- _Задание_:
Оформите в виде CSV с двумя столбцами, «запрос» и «ответ», ту часть записей, что открывается строкой с «Itemize the components» и закрывается строкой с «suit-side-thumbnail-icon: [526, 671, 533, 722]», включая обе эти строки. На каждый запрос одна строка: его текст и ответ, каждый в одном поле в кавычках, переносы строк заменены пробелами, изображения не включайте.

── Исходные данные ──

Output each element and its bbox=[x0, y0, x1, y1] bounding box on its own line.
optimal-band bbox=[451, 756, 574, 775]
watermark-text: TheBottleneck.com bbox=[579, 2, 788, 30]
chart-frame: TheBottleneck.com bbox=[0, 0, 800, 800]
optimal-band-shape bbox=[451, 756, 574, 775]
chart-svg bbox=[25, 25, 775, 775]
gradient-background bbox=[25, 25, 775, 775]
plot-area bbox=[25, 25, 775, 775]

───
── Исходные данные ──

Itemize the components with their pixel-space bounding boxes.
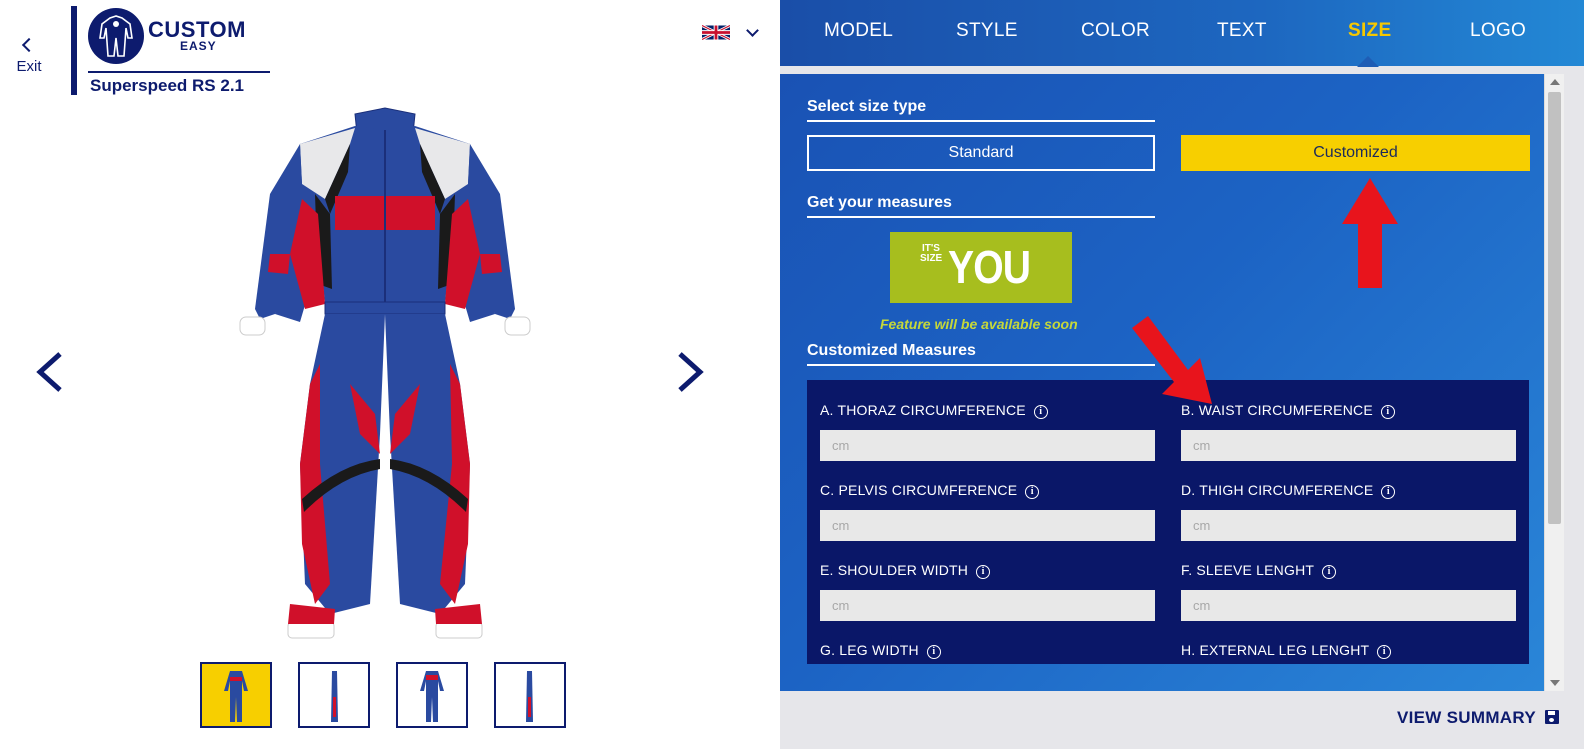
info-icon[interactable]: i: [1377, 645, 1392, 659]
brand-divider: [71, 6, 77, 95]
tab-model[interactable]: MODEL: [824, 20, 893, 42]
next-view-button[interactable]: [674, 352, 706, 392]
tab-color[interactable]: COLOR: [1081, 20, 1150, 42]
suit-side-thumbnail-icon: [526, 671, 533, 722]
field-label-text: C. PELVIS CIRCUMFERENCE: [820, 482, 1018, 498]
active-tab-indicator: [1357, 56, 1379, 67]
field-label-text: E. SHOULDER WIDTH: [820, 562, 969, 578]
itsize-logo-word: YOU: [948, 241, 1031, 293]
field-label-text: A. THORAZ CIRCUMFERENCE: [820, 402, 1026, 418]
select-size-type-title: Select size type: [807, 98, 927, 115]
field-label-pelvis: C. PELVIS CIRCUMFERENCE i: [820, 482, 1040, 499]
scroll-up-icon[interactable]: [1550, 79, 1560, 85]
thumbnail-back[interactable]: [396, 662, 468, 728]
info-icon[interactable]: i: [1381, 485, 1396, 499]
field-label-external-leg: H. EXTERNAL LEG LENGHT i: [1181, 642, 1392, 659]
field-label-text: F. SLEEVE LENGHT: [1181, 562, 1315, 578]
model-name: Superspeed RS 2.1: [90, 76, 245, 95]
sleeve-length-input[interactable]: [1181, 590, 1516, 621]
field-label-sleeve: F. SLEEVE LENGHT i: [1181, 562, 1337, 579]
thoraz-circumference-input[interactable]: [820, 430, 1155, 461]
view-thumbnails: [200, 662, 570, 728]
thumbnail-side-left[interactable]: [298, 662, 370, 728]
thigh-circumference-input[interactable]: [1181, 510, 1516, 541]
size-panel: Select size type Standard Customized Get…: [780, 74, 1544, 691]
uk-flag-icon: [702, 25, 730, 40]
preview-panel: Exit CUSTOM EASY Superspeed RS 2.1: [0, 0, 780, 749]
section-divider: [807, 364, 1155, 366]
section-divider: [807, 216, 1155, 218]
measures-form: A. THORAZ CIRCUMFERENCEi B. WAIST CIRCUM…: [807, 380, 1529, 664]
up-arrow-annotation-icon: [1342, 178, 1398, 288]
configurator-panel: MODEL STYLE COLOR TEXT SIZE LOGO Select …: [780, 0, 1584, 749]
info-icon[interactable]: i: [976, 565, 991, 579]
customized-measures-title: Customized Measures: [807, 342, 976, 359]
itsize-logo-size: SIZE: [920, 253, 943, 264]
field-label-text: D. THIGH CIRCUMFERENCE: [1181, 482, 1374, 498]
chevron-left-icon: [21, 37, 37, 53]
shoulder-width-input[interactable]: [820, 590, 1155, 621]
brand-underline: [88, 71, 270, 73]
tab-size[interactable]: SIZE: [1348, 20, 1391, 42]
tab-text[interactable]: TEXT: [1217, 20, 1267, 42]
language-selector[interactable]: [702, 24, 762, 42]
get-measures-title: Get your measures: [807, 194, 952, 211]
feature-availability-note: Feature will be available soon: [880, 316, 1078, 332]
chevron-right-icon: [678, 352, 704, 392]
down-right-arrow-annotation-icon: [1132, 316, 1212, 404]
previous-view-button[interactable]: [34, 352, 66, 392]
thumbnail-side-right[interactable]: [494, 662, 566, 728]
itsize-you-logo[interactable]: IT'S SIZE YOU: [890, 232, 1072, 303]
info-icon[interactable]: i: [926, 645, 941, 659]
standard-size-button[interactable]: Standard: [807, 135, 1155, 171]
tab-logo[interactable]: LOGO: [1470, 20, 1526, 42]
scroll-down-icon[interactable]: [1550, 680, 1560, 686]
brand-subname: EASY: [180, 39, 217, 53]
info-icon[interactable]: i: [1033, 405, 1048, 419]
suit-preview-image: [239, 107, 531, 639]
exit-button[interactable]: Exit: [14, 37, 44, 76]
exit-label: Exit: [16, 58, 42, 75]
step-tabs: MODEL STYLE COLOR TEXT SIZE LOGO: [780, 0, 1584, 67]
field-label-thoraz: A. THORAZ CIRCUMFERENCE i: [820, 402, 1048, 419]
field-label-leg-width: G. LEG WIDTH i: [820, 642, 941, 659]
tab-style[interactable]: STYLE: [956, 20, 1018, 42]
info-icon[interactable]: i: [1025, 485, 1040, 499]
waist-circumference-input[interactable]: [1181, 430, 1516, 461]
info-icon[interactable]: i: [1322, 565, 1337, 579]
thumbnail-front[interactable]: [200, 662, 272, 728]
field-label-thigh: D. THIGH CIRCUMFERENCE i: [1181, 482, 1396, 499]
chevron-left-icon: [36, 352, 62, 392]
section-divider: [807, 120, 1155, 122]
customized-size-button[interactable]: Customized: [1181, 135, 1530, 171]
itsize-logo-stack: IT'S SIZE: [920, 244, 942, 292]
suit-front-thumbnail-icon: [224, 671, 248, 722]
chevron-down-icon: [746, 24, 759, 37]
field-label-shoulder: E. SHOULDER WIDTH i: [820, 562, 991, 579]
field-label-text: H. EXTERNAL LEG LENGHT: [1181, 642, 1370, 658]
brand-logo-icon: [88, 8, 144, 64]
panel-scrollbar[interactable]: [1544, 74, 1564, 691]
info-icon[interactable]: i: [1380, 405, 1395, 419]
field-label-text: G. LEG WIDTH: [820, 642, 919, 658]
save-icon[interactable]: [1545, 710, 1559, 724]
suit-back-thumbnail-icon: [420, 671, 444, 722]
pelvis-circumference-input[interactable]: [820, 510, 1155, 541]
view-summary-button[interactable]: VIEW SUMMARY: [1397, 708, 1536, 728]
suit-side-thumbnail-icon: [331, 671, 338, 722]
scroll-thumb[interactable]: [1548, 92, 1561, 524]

───

- _Результат_:
запрос,ответ
"Itemize the components with their pixel-space bounding boxes.","info-icon[interactable]: i: [1377, 645, 1392, 659] brand-divider: [71, 6, 77, 95] tab-model[interactable]: MODEL: [824, 20, 893, 42] next-view-button[interactable]: [674, 352, 706, 392] tab-color[interactable]: COLOR: [1081, 20, 1150, 42] suit-side-thumbnail-icon: [526, 671, 533, 722]"